● Stored rows
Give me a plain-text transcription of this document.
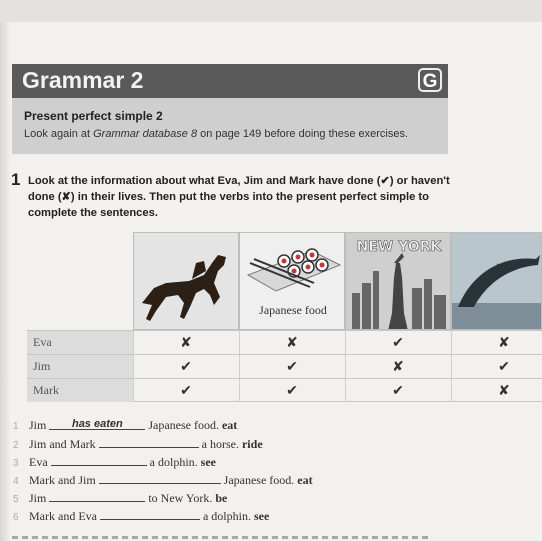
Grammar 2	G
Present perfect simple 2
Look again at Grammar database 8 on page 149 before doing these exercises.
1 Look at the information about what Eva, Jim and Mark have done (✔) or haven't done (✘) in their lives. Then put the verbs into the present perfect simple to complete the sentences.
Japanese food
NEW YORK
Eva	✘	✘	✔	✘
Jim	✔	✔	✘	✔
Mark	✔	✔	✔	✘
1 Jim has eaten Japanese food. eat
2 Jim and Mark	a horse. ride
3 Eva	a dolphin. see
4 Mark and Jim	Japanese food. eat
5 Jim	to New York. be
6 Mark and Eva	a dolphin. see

● Exercise goal
Take the data above and repeat it exactly, leaving each picture out.

● Correct output
Give me a plain-text transcription of this document.
Grammar 2	G
Present perfect simple 2
Look again at Grammar database 8 on page 149 before doing these exercises.
1 Look at the information about what Eva, Jim and Mark have done (✔) or haven't done (✘) in their lives. Then put the verbs into the present perfect simple to complete the sentences.
Japanese food
NEW YORK
Eva	✘	✘	✔	✘
Jim	✔	✔	✘	✔
Mark	✔	✔	✔	✘
1 Jim has eaten Japanese food. eat
2 Jim and Mark	a horse. ride
3 Eva	a dolphin. see
4 Mark and Jim	Japanese food. eat
5 Jim	to New York. be
6 Mark and Eva	a dolphin. see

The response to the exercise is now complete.